[Exercise input]
====

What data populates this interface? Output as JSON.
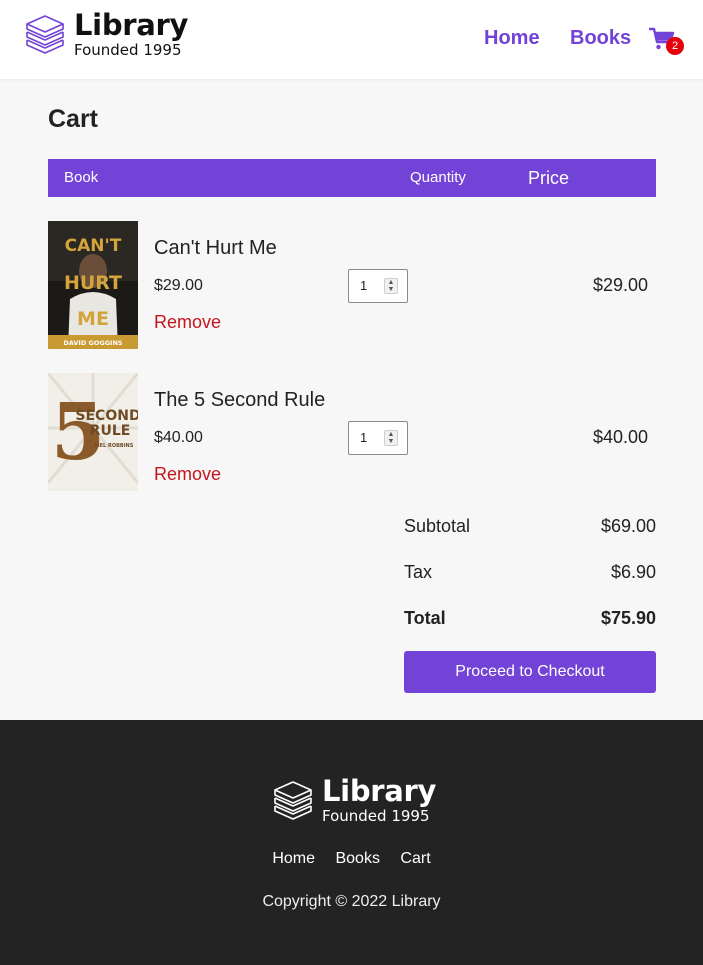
{
  "header": {
    "logo_title": "Library",
    "logo_subtitle": "Founded 1995",
    "nav": {
      "home": "Home",
      "books": "Books"
    },
    "cart_count": "2",
    "icons": {
      "logo": "books-stack-icon",
      "cart": "shopping-cart-icon"
    }
  },
  "page": {
    "title": "Cart"
  },
  "table": {
    "headers": {
      "book": "Book",
      "quantity": "Quantity",
      "price": "Price"
    },
    "rows": [
      {
        "title": "Can't Hurt Me",
        "price": "$29.00",
        "quantity": "1",
        "total": "$29.00",
        "remove": "Remove",
        "cover_text": [
          "CAN'T",
          "HURT",
          "ME"
        ],
        "cover_author": "DAVID GOGGINS"
      },
      {
        "title": "The 5 Second Rule",
        "price": "$40.00",
        "quantity": "1",
        "total": "$40.00",
        "remove": "Remove",
        "cover_text": [
          "5",
          "SECOND",
          "RULE"
        ],
        "cover_author": "MEL ROBBINS"
      }
    ]
  },
  "summary": {
    "subtotal_label": "Subtotal",
    "subtotal": "$69.00",
    "tax_label": "Tax",
    "tax": "$6.90",
    "total_label": "Total",
    "total": "$75.90",
    "checkout_label": "Proceed to Checkout"
  },
  "footer": {
    "logo_title": "Library",
    "logo_subtitle": "Founded 1995",
    "links": {
      "home": "Home",
      "books": "Books",
      "cart": "Cart"
    },
    "copyright": "Copyright © 2022 Library"
  },
  "colors": {
    "accent": "#7342d6",
    "remove": "#c4161c",
    "badge": "#e5000a",
    "footer_bg": "#232323"
  }
}
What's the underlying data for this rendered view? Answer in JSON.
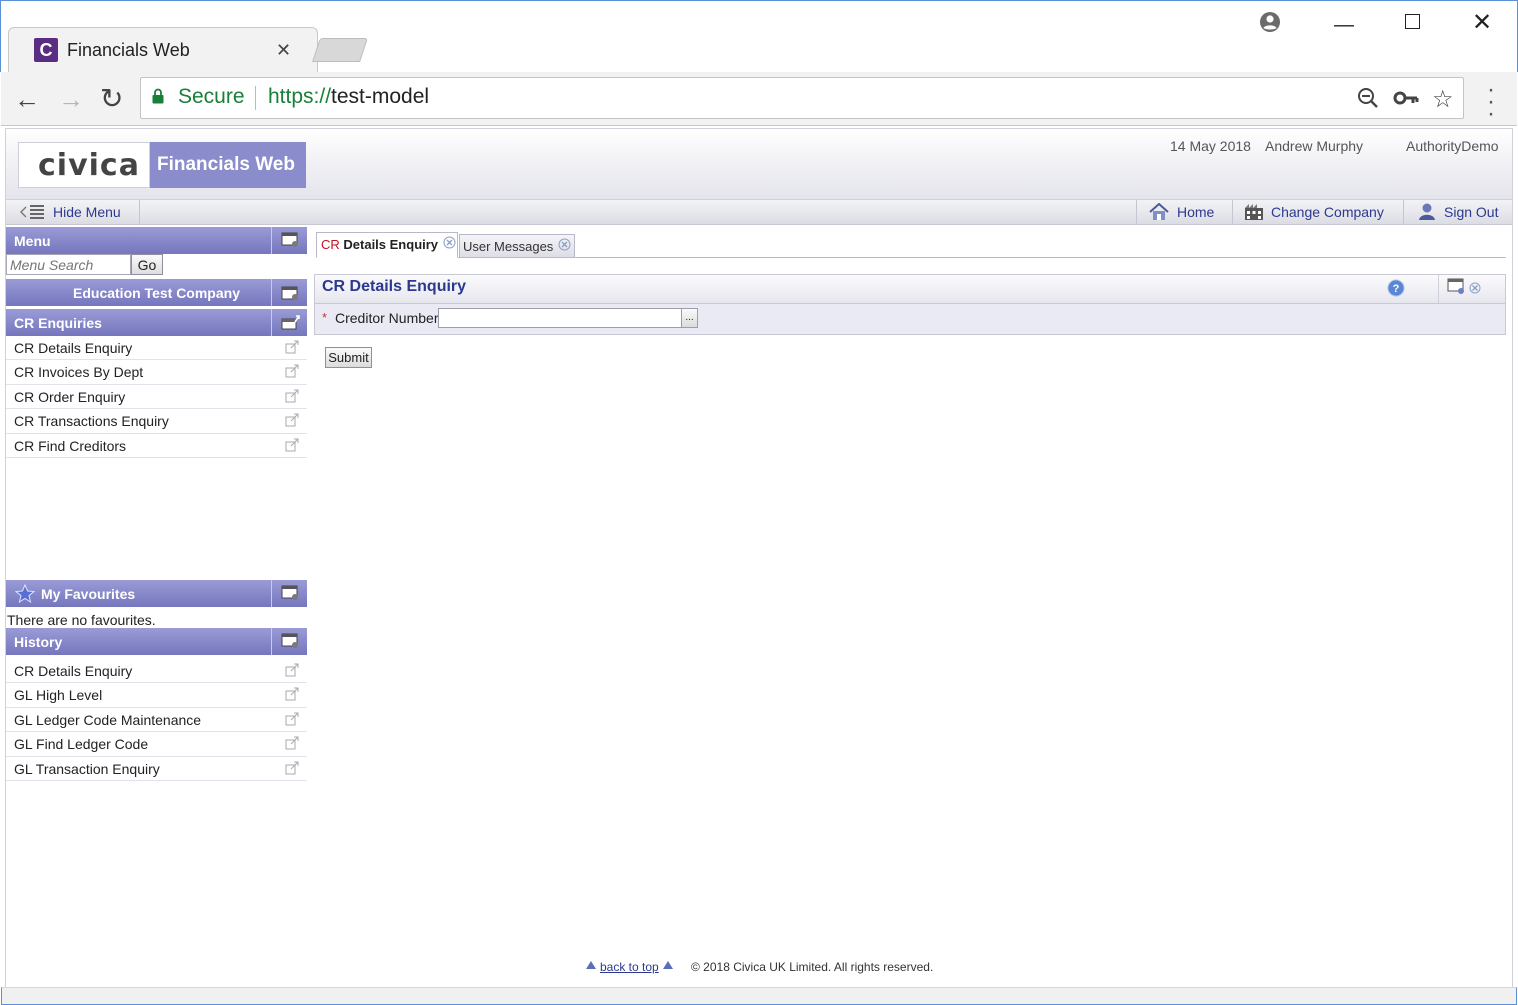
{
  "browser": {
    "tab_title": "Financials Web",
    "tab_favicon_letter": "C",
    "tab_close": "✕",
    "secure_label": "Secure",
    "url_scheme": "https://",
    "url_host": "test-model"
  },
  "header": {
    "logo": "civica",
    "product": "Financials Web",
    "date": "14 May 2018",
    "user": "Andrew Murphy",
    "authority": "AuthorityDemo"
  },
  "navbar": {
    "hide_menu": "Hide Menu",
    "home": "Home",
    "change_company": "Change Company",
    "sign_out": "Sign Out"
  },
  "sidebar": {
    "menu_title": "Menu",
    "search_placeholder": "Menu Search",
    "search_button": "Go",
    "company": "Education Test Company",
    "section_title": "CR Enquiries",
    "items": [
      "CR Details Enquiry",
      "CR Invoices By Dept",
      "CR Order Enquiry",
      "CR Transactions Enquiry",
      "CR Find Creditors"
    ],
    "favourites_title": "My Favourites",
    "favourites_empty": "There are no favourites.",
    "history_title": "History",
    "history": [
      "CR Details Enquiry",
      "GL High Level",
      "GL Ledger Code Maintenance",
      "GL Find Ledger Code",
      "GL Transaction Enquiry"
    ]
  },
  "main": {
    "tabs": [
      {
        "prefix": "CR",
        "rest": " Details Enquiry"
      },
      {
        "label": "User Messages"
      }
    ],
    "form_title": "CR Details Enquiry",
    "required_mark": "*",
    "creditor_label": "Creditor Number",
    "creditor_value": "",
    "lookup_label": "...",
    "submit_label": "Submit"
  },
  "footer": {
    "back_to_top": "back to top",
    "copyright": "© 2018 Civica UK Limited. All rights reserved."
  },
  "colors": {
    "brand_purple": "#8b8ccc",
    "panel_header": "#7576bd",
    "link_blue": "#2b3a8f",
    "secure_green": "#188038",
    "required_red": "#d03030"
  }
}
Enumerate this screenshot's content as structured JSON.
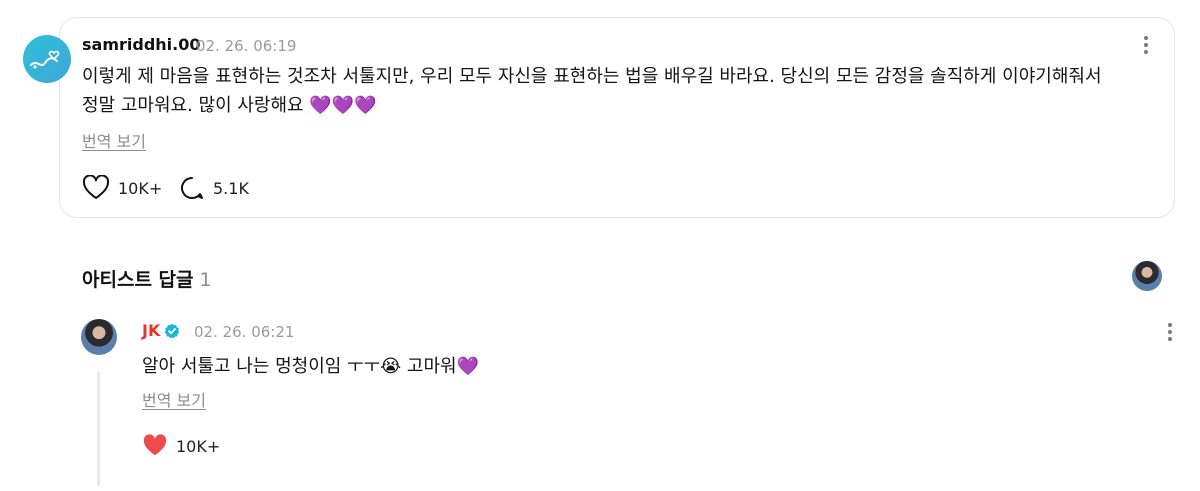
{
  "comment": {
    "username": "samriddhi.00",
    "timestamp": "02. 26. 06:19",
    "text_line1": "이렇게 제 마음을 표현하는 것조차 서툴지만, 우리 모두 자신을 표현하는 법을 배우길 바라요. 당신의 모든 감정을 솔직하게 이야기해줘서",
    "text_line2": "정말 고마워요. 많이 사랑해요 ",
    "hearts": "💜💜💜",
    "translate_label": "번역 보기",
    "likes": "10K+",
    "replies": "5.1K"
  },
  "artist_section": {
    "title": "아티스트 답글",
    "count": "1"
  },
  "reply": {
    "name": "JK",
    "timestamp": "02. 26. 06:21",
    "text": "알아 서툴고 나는 멍청이임 ㅜㅜ😭 고마워",
    "heart": "💜",
    "translate_label": "번역 보기",
    "likes": "10K+"
  },
  "colors": {
    "accent_artist": "#e8322a",
    "verified": "#19b6d8",
    "purple_heart": "#9b3fe0",
    "like_heart": "#ef4a4a"
  },
  "icons": [
    "heart-outline-icon",
    "comment-icon",
    "kebab-menu-icon",
    "verified-badge-icon",
    "heart-filled-icon"
  ]
}
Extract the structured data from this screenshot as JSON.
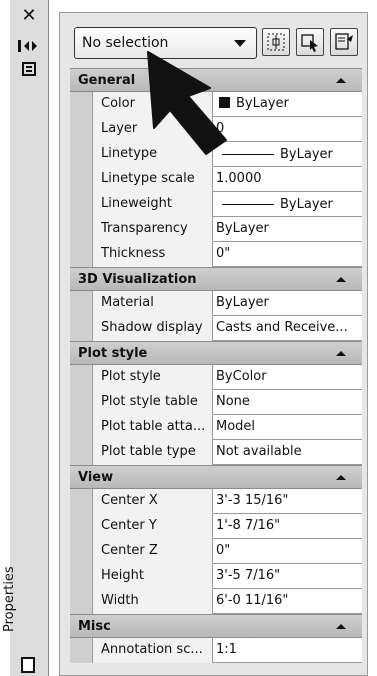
{
  "palette": {
    "title": "Properties"
  },
  "toolbar": {
    "selection": "No selection",
    "buttons": [
      "toggle-pickadd-icon",
      "select-objects-icon",
      "quick-select-icon"
    ]
  },
  "sections": [
    {
      "title": "General",
      "rows": [
        {
          "name": "Color",
          "value": "ByLayer"
        },
        {
          "name": "Layer",
          "value": "0"
        },
        {
          "name": "Linetype",
          "value": "ByLayer"
        },
        {
          "name": "Linetype scale",
          "value": "1.0000"
        },
        {
          "name": "Lineweight",
          "value": "ByLayer"
        },
        {
          "name": "Transparency",
          "value": "ByLayer"
        },
        {
          "name": "Thickness",
          "value": "0\""
        }
      ]
    },
    {
      "title": "3D Visualization",
      "rows": [
        {
          "name": "Material",
          "value": "ByLayer"
        },
        {
          "name": "Shadow display",
          "value": "Casts and Receive..."
        }
      ]
    },
    {
      "title": "Plot style",
      "rows": [
        {
          "name": "Plot style",
          "value": "ByColor"
        },
        {
          "name": "Plot style table",
          "value": "None"
        },
        {
          "name": "Plot table atta...",
          "value": "Model"
        },
        {
          "name": "Plot table type",
          "value": "Not available"
        }
      ]
    },
    {
      "title": "View",
      "rows": [
        {
          "name": "Center X",
          "value": "3'-3 15/16\""
        },
        {
          "name": "Center Y",
          "value": "1'-8 7/16\""
        },
        {
          "name": "Center Z",
          "value": "0\""
        },
        {
          "name": "Height",
          "value": "3'-5 7/16\""
        },
        {
          "name": "Width",
          "value": "6'-0 11/16\""
        }
      ]
    },
    {
      "title": "Misc",
      "rows": [
        {
          "name": "Annotation sc...",
          "value": "1:1"
        }
      ]
    }
  ]
}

====

[Direction] Copy every line of the listing where the word "screenshot" appears.

[Answer to this problem]
Enumerate this screenshot's content as structured JSON.
Extract the structured data from this screenshot as JSON.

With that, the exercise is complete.